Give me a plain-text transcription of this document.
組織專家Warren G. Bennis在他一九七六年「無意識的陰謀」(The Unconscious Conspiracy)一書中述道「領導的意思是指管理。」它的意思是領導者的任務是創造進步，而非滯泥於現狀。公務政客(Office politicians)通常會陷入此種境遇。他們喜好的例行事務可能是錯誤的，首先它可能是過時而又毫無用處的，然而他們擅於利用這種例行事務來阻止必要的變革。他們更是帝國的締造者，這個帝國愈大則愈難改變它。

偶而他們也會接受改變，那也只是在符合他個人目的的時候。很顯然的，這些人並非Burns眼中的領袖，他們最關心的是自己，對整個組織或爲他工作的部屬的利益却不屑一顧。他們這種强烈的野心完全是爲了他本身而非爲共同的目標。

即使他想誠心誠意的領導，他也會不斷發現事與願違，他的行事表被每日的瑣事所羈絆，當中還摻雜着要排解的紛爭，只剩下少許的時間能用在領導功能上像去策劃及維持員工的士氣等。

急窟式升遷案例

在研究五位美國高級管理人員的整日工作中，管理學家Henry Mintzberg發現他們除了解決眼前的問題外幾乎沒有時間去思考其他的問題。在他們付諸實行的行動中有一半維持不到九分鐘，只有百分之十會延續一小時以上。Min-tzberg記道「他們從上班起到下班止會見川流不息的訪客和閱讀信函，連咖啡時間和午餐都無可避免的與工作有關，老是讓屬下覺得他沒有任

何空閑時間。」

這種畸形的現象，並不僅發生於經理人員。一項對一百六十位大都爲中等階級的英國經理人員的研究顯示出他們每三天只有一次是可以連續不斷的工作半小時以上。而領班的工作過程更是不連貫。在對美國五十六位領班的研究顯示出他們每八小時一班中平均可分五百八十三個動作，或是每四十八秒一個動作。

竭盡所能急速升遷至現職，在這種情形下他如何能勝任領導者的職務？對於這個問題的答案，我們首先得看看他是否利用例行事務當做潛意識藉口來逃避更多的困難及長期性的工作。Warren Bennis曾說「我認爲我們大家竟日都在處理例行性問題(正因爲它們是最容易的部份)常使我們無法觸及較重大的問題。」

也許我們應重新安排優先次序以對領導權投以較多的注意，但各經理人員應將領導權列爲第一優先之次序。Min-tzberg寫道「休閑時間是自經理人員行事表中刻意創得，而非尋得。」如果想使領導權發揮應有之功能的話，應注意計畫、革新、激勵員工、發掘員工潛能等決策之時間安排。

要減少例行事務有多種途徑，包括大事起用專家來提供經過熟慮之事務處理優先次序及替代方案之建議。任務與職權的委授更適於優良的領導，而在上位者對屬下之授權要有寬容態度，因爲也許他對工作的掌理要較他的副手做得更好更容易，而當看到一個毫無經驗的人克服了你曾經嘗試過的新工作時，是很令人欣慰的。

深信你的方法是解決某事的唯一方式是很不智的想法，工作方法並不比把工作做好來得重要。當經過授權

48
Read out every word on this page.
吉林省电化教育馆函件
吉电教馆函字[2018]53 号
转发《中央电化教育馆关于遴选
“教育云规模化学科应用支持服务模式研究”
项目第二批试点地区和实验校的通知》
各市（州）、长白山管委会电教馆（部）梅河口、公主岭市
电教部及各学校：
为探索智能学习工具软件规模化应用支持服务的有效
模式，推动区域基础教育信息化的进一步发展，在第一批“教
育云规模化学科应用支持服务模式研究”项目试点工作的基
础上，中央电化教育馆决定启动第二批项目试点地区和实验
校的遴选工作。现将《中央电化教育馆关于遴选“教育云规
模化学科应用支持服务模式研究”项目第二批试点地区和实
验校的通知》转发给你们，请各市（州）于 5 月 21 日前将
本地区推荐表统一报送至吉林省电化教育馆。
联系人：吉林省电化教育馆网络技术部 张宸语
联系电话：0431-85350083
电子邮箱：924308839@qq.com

-.-.-

Transcribe every record above exactly as it appears.

Give me a plain-text transcription of this document.
組織專家Warren G. Bennis在他一九七六年「無意識的陰謀」(The Unconscious Conspiracy)一書中述道「領導的意思是指管理。」它的意思是領導者的任務是創造進步，而非滯泥於現狀。公務政客(Office politicians)通常會陷入此種境遇。他們喜好的例行事務可能是錯誤的，首先它可能是過時而又毫無用處的，然而他們擅於利用這種例行事務來阻止必要的變革。他們更是帝國的締造者，這個帝國愈大則愈難改變它。

偶而他們也會接受改變，那也只是在符合他個人目的的時候。很顯然的，這些人並非Burns眼中的領袖，他們最關心的是自己，對整個組織或爲他工作的部屬的利益却不屑一顧。他們這種强烈的野心完全是爲了他本身而非爲共同的目標。

即使他想誠心誠意的領導，他也會不斷發現事與願違，他的行事表被每日的瑣事所羈絆，當中還摻雜着要排解的紛爭，只剩下少許的時間能用在領導功能上像去策劃及維持員工的士氣等。

急窟式升遷案例

在研究五位美國高級管理人員的整日工作中，管理學家Henry Mintzberg發現他們除了解決眼前的問題外幾乎沒有時間去思考其他的問題。在他們付諸實行的行動中有一半維持不到九分鐘，只有百分之十會延續一小時以上。Min-tzberg記道「他們從上班起到下班止會見川流不息的訪客和閱讀信函，連咖啡時間和午餐都無可避免的與工作有關，老是讓屬下覺得他沒有任

何空閑時間。」

這種畸形的現象，並不僅發生於經理人員。一項對一百六十位大都爲中等階級的英國經理人員的研究顯示出他們每三天只有一次是可以連續不斷的工作半小時以上。而領班的工作過程更是不連貫。在對美國五十六位領班的研究顯示出他們每八小時一班中平均可分五百八十三個動作，或是每四十八秒一個動作。

竭盡所能急速升遷至現職，在這種情形下他如何能勝任領導者的職務？對於這個問題的答案，我們首先得看看他是否利用例行事務當做潛意識藉口來逃避更多的困難及長期性的工作。Warren Bennis曾說「我認爲我們大家竟日都在處理例行性問題(正因爲它們是最容易的部份)常使我們無法觸及較重大的問題。」

也許我們應重新安排優先次序以對領導權投以較多的注意，但各經理人員應將領導權列爲第一優先之次序。Min-tzberg寫道「休閑時間是自經理人員行事表中刻意創得，而非尋得。」如果想使領導權發揮應有之功能的話，應注意計畫、革新、激勵員工、發掘員工潛能等決策之時間安排。

要減少例行事務有多種途徑，包括大事起用專家來提供經過熟慮之事務處理優先次序及替代方案之建議。任務與職權的委授更適於優良的領導，而在上位者對屬下之授權要有寬容態度，因爲也許他對工作的掌理要較他的副手做得更好更容易，而當看到一個毫無經驗的人克服了你曾經嘗試過的新工作時，是很令人欣慰的。

深信你的方法是解決某事的唯一方式是很不智的想法，工作方法並不比把工作做好來得重要。當經過授權

48
Read out every word on this page.
吉林省电化教育馆函件
吉电教馆函字[2018]53 号
转发《中央电化教育馆关于遴选
“教育云规模化学科应用支持服务模式研究”
项目第二批试点地区和实验校的通知》
各市（州）、长白山管委会电教馆（部）梅河口、公主岭市
电教部及各学校：
为探索智能学习工具软件规模化应用支持服务的有效
模式，推动区域基础教育信息化的进一步发展，在第一批“教
育云规模化学科应用支持服务模式研究”项目试点工作的基
础上，中央电化教育馆决定启动第二批项目试点地区和实验
校的遴选工作。现将《中央电化教育馆关于遴选“教育云规
模化学科应用支持服务模式研究”项目第二批试点地区和实
验校的通知》转发给你们，请各市（州）于 5 月 21 日前将
本地区推荐表统一报送至吉林省电化教育馆。
联系人：吉林省电化教育馆网络技术部 张宸语
联系电话：0431-85350083
电子邮箱：924308839@qq.com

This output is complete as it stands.